┌──

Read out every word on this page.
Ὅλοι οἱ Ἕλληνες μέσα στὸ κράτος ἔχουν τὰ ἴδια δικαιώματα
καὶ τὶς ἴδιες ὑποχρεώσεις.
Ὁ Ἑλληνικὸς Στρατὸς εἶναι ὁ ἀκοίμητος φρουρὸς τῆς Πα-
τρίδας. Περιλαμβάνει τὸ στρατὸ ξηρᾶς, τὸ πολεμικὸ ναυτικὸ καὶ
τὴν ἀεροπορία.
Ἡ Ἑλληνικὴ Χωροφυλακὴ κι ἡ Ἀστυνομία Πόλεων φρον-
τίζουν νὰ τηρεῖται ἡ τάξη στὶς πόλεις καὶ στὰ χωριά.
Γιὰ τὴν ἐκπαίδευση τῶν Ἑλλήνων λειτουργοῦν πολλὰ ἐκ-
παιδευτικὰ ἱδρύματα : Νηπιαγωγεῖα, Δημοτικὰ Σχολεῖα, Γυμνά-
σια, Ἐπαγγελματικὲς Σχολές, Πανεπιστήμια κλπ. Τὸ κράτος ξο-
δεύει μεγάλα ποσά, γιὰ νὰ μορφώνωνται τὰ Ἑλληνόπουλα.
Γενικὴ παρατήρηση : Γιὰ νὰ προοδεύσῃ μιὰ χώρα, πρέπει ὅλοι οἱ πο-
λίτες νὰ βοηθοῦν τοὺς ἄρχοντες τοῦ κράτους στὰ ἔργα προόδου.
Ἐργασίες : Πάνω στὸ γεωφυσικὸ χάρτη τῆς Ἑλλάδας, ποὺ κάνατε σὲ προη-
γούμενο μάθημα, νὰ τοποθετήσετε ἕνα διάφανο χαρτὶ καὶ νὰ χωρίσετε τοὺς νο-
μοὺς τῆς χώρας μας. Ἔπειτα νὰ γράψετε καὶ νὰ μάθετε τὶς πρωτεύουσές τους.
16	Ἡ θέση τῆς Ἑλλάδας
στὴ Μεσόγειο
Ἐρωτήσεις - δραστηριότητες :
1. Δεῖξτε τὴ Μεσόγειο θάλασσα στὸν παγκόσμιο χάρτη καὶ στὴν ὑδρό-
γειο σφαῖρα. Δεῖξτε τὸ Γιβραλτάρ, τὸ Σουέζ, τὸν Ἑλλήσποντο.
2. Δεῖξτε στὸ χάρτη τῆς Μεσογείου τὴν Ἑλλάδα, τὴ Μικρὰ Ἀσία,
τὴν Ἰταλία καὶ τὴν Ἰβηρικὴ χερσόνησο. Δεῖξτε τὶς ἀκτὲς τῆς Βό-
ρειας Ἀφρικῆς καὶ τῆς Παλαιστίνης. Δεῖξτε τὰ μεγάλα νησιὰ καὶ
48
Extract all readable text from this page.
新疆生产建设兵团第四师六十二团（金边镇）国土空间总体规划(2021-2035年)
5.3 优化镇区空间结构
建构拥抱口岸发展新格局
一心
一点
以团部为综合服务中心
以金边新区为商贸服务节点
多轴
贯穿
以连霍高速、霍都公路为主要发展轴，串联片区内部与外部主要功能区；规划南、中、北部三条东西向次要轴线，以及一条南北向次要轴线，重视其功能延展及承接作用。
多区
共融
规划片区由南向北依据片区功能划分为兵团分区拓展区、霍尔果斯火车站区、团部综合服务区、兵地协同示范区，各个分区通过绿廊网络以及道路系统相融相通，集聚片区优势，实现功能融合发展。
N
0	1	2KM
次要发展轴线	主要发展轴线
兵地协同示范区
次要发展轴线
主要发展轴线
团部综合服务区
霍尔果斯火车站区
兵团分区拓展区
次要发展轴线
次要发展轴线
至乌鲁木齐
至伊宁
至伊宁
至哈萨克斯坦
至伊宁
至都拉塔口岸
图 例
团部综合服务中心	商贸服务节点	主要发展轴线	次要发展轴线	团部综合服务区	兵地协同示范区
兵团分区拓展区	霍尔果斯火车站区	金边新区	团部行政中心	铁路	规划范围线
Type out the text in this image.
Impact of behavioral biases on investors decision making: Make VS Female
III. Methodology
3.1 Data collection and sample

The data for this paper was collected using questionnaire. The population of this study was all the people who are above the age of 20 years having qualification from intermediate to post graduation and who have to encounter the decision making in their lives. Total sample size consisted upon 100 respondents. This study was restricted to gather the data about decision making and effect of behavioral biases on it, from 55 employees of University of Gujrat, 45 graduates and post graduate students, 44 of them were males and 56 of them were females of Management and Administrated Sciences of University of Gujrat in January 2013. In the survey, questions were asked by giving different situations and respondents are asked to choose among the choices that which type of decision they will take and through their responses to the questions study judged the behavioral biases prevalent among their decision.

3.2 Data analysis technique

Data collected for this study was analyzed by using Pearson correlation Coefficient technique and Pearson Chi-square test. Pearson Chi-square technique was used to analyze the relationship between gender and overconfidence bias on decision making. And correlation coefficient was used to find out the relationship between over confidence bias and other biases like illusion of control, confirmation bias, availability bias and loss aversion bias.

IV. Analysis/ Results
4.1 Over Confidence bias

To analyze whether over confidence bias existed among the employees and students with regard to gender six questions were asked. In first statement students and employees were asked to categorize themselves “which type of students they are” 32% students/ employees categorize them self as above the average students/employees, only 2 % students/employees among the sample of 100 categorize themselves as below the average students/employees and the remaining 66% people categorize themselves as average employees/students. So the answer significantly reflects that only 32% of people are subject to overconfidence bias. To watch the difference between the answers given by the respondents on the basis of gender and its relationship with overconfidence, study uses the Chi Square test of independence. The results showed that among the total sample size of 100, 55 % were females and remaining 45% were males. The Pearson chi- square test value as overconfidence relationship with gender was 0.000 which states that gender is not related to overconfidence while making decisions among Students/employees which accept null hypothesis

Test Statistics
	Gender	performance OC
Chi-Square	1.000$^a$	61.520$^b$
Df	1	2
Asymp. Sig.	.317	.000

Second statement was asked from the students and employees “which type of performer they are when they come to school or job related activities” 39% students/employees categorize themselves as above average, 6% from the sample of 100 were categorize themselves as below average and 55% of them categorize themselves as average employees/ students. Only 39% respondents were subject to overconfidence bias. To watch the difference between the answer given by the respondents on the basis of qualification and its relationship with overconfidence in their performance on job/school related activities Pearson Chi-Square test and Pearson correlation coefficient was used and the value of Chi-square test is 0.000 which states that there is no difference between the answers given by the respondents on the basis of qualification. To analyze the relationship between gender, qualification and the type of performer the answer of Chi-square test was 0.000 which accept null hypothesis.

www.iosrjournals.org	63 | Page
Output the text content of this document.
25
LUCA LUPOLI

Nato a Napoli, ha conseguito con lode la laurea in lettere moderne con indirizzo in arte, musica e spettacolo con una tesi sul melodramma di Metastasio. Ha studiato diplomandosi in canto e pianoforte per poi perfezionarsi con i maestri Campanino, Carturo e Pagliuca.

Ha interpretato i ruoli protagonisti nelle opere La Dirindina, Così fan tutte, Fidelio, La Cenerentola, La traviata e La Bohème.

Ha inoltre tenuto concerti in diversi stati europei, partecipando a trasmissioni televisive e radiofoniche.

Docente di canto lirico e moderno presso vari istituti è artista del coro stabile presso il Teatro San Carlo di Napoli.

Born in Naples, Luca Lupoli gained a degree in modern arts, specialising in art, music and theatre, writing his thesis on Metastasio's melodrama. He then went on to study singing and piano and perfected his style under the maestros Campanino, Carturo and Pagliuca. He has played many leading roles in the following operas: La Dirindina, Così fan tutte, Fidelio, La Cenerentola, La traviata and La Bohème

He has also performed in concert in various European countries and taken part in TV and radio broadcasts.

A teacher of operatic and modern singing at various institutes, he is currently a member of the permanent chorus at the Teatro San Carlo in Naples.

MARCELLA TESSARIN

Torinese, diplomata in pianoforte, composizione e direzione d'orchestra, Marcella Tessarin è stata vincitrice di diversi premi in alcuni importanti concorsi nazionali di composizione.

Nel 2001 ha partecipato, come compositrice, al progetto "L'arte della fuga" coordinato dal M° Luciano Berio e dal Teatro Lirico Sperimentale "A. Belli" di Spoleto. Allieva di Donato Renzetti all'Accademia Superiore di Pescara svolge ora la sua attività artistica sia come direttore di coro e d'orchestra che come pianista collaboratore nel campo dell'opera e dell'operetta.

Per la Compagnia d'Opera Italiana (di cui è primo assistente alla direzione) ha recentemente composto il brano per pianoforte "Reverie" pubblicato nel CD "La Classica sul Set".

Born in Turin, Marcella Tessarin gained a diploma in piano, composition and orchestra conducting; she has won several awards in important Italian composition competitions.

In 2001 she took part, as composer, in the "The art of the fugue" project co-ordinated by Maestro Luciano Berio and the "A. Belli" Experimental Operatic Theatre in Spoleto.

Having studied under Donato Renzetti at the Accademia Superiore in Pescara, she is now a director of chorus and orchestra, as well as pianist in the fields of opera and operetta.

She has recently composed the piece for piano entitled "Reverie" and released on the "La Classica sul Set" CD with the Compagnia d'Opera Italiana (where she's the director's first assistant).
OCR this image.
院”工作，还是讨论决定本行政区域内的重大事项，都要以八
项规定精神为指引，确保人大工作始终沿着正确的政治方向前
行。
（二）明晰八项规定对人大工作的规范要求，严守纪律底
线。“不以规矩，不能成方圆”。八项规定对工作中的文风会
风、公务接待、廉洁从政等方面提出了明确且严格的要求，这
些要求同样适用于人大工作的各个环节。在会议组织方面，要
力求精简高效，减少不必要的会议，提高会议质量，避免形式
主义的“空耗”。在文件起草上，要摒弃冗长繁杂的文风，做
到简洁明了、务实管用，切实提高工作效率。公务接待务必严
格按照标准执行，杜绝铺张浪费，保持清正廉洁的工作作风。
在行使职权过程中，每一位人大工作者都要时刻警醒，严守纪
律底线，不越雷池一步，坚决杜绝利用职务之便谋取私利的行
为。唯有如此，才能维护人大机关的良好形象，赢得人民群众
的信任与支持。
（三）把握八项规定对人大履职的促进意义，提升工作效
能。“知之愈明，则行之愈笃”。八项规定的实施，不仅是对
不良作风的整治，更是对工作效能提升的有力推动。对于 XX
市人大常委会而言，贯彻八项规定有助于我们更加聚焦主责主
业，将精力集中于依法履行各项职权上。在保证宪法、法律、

└──

Pick out all the lines with the word "used" in them and copy them.

## Exercise output
Data collected for this study was analyzed by using Pearson correlation Coefficient technique and Pearson Chi-square test. Pearson Chi-square technique was used to analyze the relationship between gender and overconfidence bias on decision making. And correlation coefficient was used to find out the relationship between over confidence bias and other biases like illusion of control, confirmation bias, availability bias and loss aversion bias.
Second statement was asked from the students and employees “which type of performer they are when they come to school or job related activities” 39% students/employees categorize themselves as above average, 6% from the sample of 100 were categorize themselves as below average and 55% of them categorize themselves as average employees/ students. Only 39% respondents were subject to overconfidence bias. To watch the difference between the answer given by the respondents on the basis of qualification and its relationship with overconfidence in their performance on job/school related activities Pearson Chi-Square test and Pearson correlation coefficient was used and the value of Chi-square test is 0.000 which states that there is no difference between the answers given by the respondents on the basis of qualification. To analyze the relationship between gender, qualification and the type of performer the answer of Chi-square test was 0.000 which accept null hypothesis.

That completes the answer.